◆ Exercise brief: Report how many lines in the records contain the string "elements". Give only the number.

[Box annotation data]
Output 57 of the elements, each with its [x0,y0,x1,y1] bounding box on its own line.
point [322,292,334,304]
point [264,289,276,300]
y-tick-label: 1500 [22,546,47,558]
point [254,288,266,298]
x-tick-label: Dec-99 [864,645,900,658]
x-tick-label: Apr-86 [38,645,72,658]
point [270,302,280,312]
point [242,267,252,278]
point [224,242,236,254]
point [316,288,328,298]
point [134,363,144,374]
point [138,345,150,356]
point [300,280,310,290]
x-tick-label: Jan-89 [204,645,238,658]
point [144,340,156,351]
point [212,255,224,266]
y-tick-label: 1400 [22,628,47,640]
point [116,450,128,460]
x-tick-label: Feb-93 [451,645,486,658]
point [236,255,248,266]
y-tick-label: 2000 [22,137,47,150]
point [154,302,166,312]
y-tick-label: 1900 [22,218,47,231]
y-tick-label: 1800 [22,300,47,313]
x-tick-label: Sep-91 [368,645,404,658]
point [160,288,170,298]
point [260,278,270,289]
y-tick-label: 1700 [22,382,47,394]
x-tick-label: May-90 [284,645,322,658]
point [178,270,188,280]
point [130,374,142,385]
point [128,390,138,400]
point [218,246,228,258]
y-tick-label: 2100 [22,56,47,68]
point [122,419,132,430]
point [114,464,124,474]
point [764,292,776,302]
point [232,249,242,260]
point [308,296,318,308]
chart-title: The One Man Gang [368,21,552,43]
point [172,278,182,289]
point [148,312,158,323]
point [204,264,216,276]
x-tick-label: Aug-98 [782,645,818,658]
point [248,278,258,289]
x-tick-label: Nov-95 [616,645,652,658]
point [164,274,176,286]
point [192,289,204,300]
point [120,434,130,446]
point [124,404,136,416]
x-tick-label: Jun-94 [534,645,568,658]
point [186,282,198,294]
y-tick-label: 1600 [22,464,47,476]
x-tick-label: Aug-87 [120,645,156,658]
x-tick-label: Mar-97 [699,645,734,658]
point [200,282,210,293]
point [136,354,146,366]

◆ Response to this exercise: 1